Exercise details:
Reproduce each of the lines word for word.

Recorded data:
——
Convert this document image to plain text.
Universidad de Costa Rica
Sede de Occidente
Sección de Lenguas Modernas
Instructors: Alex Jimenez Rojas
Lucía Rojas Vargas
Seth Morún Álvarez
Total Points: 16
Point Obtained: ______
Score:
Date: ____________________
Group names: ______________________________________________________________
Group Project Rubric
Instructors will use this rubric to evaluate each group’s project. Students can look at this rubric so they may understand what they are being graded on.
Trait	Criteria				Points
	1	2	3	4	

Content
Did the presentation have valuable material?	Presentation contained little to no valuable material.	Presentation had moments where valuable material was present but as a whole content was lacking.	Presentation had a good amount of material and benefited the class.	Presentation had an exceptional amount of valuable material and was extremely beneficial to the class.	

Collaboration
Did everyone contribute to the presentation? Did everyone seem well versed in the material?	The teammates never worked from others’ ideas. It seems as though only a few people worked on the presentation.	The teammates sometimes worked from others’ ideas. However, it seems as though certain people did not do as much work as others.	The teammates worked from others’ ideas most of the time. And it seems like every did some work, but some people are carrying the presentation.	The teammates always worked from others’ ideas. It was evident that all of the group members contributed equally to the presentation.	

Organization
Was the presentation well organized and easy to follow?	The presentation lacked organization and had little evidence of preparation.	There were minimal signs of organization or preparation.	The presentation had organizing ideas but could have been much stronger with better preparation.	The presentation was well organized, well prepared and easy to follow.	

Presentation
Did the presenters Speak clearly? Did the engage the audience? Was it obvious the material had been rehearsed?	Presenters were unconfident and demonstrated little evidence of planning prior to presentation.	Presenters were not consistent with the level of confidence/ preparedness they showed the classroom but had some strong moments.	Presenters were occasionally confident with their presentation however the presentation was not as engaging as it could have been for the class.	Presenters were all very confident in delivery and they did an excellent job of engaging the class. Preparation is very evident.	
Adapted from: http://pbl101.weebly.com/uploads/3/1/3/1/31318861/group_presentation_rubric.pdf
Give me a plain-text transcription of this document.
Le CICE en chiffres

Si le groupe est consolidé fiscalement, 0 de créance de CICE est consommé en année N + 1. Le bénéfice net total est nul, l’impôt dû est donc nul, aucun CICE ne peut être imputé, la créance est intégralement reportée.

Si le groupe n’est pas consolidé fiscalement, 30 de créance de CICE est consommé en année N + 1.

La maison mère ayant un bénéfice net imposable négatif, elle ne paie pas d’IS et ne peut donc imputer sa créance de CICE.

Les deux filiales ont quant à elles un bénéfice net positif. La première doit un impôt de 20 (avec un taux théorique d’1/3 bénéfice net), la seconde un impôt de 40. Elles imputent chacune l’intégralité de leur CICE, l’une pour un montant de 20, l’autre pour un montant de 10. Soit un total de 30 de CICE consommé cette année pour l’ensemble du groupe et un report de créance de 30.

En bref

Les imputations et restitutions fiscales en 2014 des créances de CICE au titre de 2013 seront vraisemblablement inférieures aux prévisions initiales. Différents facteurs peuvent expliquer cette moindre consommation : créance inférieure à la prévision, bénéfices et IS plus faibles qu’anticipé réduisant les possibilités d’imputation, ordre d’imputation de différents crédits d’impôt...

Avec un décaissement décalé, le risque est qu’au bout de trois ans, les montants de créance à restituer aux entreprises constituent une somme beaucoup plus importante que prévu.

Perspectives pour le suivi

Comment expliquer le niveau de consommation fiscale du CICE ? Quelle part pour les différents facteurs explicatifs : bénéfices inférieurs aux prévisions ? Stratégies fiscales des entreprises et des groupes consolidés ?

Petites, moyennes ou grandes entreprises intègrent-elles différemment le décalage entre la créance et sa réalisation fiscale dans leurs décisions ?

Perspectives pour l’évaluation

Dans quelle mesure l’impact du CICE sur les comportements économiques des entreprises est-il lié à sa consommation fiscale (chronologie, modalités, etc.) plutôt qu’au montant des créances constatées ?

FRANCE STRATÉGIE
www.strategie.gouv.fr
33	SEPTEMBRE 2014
——
Output below:
Convert this document image to plain text.
Universidad de Costa Rica
Sede de Occidente
Sección de Lenguas Modernas
Instructors: Alex Jimenez Rojas
Lucía Rojas Vargas
Seth Morún Álvarez
Total Points: 16
Point Obtained: ______
Score:
Date: ____________________
Group names: ______________________________________________________________
Group Project Rubric
Instructors will use this rubric to evaluate each group’s project. Students can look at this rubric so they may understand what they are being graded on.
Trait	Criteria				Points
	1	2	3	4	

Content
Did the presentation have valuable material?	Presentation contained little to no valuable material.	Presentation had moments where valuable material was present but as a whole content was lacking.	Presentation had a good amount of material and benefited the class.	Presentation had an exceptional amount of valuable material and was extremely beneficial to the class.	

Collaboration
Did everyone contribute to the presentation? Did everyone seem well versed in the material?	The teammates never worked from others’ ideas. It seems as though only a few people worked on the presentation.	The teammates sometimes worked from others’ ideas. However, it seems as though certain people did not do as much work as others.	The teammates worked from others’ ideas most of the time. And it seems like every did some work, but some people are carrying the presentation.	The teammates always worked from others’ ideas. It was evident that all of the group members contributed equally to the presentation.	

Organization
Was the presentation well organized and easy to follow?	The presentation lacked organization and had little evidence of preparation.	There were minimal signs of organization or preparation.	The presentation had organizing ideas but could have been much stronger with better preparation.	The presentation was well organized, well prepared and easy to follow.	

Presentation
Did the presenters Speak clearly? Did the engage the audience? Was it obvious the material had been rehearsed?	Presenters were unconfident and demonstrated little evidence of planning prior to presentation.	Presenters were not consistent with the level of confidence/ preparedness they showed the classroom but had some strong moments.	Presenters were occasionally confident with their presentation however the presentation was not as engaging as it could have been for the class.	Presenters were all very confident in delivery and they did an excellent job of engaging the class. Preparation is very evident.	
Adapted from: http://pbl101.weebly.com/uploads/3/1/3/1/31318861/group_presentation_rubric.pdf
Give me a plain-text transcription of this document.
Le CICE en chiffres

Si le groupe est consolidé fiscalement, 0 de créance de CICE est consommé en année N + 1. Le bénéfice net total est nul, l’impôt dû est donc nul, aucun CICE ne peut être imputé, la créance est intégralement reportée.

Si le groupe n’est pas consolidé fiscalement, 30 de créance de CICE est consommé en année N + 1.

La maison mère ayant un bénéfice net imposable négatif, elle ne paie pas d’IS et ne peut donc imputer sa créance de CICE.

Les deux filiales ont quant à elles un bénéfice net positif. La première doit un impôt de 20 (avec un taux théorique d’1/3 bénéfice net), la seconde un impôt de 40. Elles imputent chacune l’intégralité de leur CICE, l’une pour un montant de 20, l’autre pour un montant de 10. Soit un total de 30 de CICE consommé cette année pour l’ensemble du groupe et un report de créance de 30.

En bref

Les imputations et restitutions fiscales en 2014 des créances de CICE au titre de 2013 seront vraisemblablement inférieures aux prévisions initiales. Différents facteurs peuvent expliquer cette moindre consommation : créance inférieure à la prévision, bénéfices et IS plus faibles qu’anticipé réduisant les possibilités d’imputation, ordre d’imputation de différents crédits d’impôt...

Avec un décaissement décalé, le risque est qu’au bout de trois ans, les montants de créance à restituer aux entreprises constituent une somme beaucoup plus importante que prévu.

Perspectives pour le suivi

Comment expliquer le niveau de consommation fiscale du CICE ? Quelle part pour les différents facteurs explicatifs : bénéfices inférieurs aux prévisions ? Stratégies fiscales des entreprises et des groupes consolidés ?

Petites, moyennes ou grandes entreprises intègrent-elles différemment le décalage entre la créance et sa réalisation fiscale dans leurs décisions ?

Perspectives pour l’évaluation

Dans quelle mesure l’impact du CICE sur les comportements économiques des entreprises est-il lié à sa consommation fiscale (chronologie, modalités, etc.) plutôt qu’au montant des créances constatées ?

FRANCE STRATÉGIE
www.strategie.gouv.fr
33	SEPTEMBRE 2014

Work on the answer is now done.